__What you need to do__:
Copy down every line where the string "JSON" shows up.

---------- The records

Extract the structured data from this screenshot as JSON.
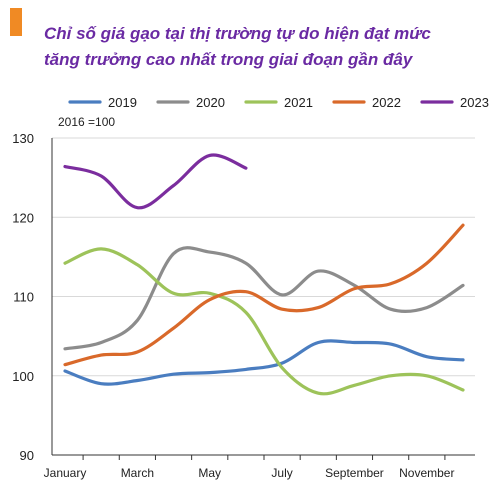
{
  "chart_data": {
    "type": "line",
    "title_lines": [
      "Chỉ số giá gạo tại thị trường tự do hiện đạt mức",
      "tăng trưởng cao nhất trong giai đoạn gần đây"
    ],
    "unit_note": "2016 =100",
    "accent_color": "#f08a24",
    "title_color": "#6a2aa3",
    "ylim": [
      90,
      130
    ],
    "yticks": [
      "90",
      "100",
      "110",
      "120",
      "130"
    ],
    "x_tick_labels": [
      "January",
      "March",
      "May",
      "July",
      "September",
      "November"
    ],
    "x_tick_months": [
      1,
      3,
      5,
      7,
      9,
      11
    ],
    "xlim": [
      1,
      12
    ],
    "grid": "horizontal",
    "legend_position": "top",
    "series": [
      {
        "name": "2019",
        "color": "#4a7dc0",
        "x": [
          1,
          2,
          3,
          4,
          5,
          6,
          7,
          8,
          9,
          10,
          11,
          12
        ],
        "y": [
          100.6,
          99.0,
          99.4,
          100.2,
          100.4,
          100.8,
          101.6,
          104.2,
          104.2,
          104.0,
          102.4,
          102.0
        ]
      },
      {
        "name": "2020",
        "color": "#8c8c8c",
        "x": [
          1,
          2,
          3,
          4,
          5,
          6,
          7,
          8,
          9,
          10,
          11,
          12
        ],
        "y": [
          103.4,
          104.2,
          107.0,
          115.4,
          115.6,
          114.2,
          110.2,
          113.2,
          111.4,
          108.4,
          108.6,
          111.4
        ]
      },
      {
        "name": "2021",
        "color": "#9dc35a",
        "x": [
          1,
          2,
          3,
          4,
          5,
          6,
          7,
          8,
          9,
          10,
          11,
          12
        ],
        "y": [
          114.2,
          116.0,
          114.0,
          110.4,
          110.4,
          108.0,
          101.0,
          97.8,
          98.8,
          100.0,
          100.0,
          98.2
        ]
      },
      {
        "name": "2022",
        "color": "#d9692a",
        "x": [
          1,
          2,
          3,
          4,
          5,
          6,
          7,
          8,
          9,
          10,
          11,
          12
        ],
        "y": [
          101.4,
          102.6,
          103.0,
          106.0,
          109.6,
          110.6,
          108.4,
          108.6,
          111.0,
          111.6,
          114.2,
          119.0
        ]
      },
      {
        "name": "2023",
        "color": "#7b2d9e",
        "x": [
          1,
          2,
          3,
          4,
          5,
          6
        ],
        "y": [
          126.4,
          125.2,
          121.2,
          124.0,
          127.8,
          126.2
        ]
      }
    ]
  }
}
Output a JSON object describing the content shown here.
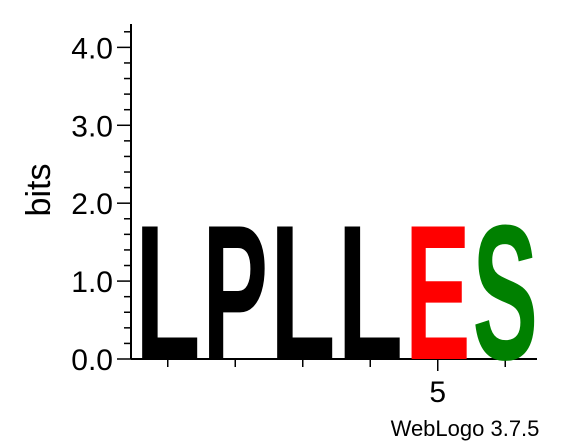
{
  "chart_data": {
    "type": "sequence-logo",
    "ylabel": "bits",
    "ylim": [
      0,
      4.3
    ],
    "y_tick_labels": [
      "0.0",
      "1.0",
      "2.0",
      "3.0",
      "4.0"
    ],
    "y_tick_values": [
      0,
      1,
      2,
      3,
      4
    ],
    "x_tick_label": "5",
    "x_tick_position": 5,
    "positions": [
      {
        "position": 1,
        "letter": "L",
        "bits": 1.77,
        "color": "#000000"
      },
      {
        "position": 2,
        "letter": "P",
        "bits": 1.77,
        "color": "#000000"
      },
      {
        "position": 3,
        "letter": "L",
        "bits": 1.77,
        "color": "#000000"
      },
      {
        "position": 4,
        "letter": "L",
        "bits": 1.77,
        "color": "#000000"
      },
      {
        "position": 5,
        "letter": "E",
        "bits": 1.77,
        "color": "#ff0000"
      },
      {
        "position": 6,
        "letter": "S",
        "bits": 1.77,
        "color": "#008000"
      }
    ],
    "footer": "WebLogo 3.7.5"
  }
}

--------------------

__Solution__:
Extract the structured data from this screenshot as JSON.
Output a JSON object describing the content shown here.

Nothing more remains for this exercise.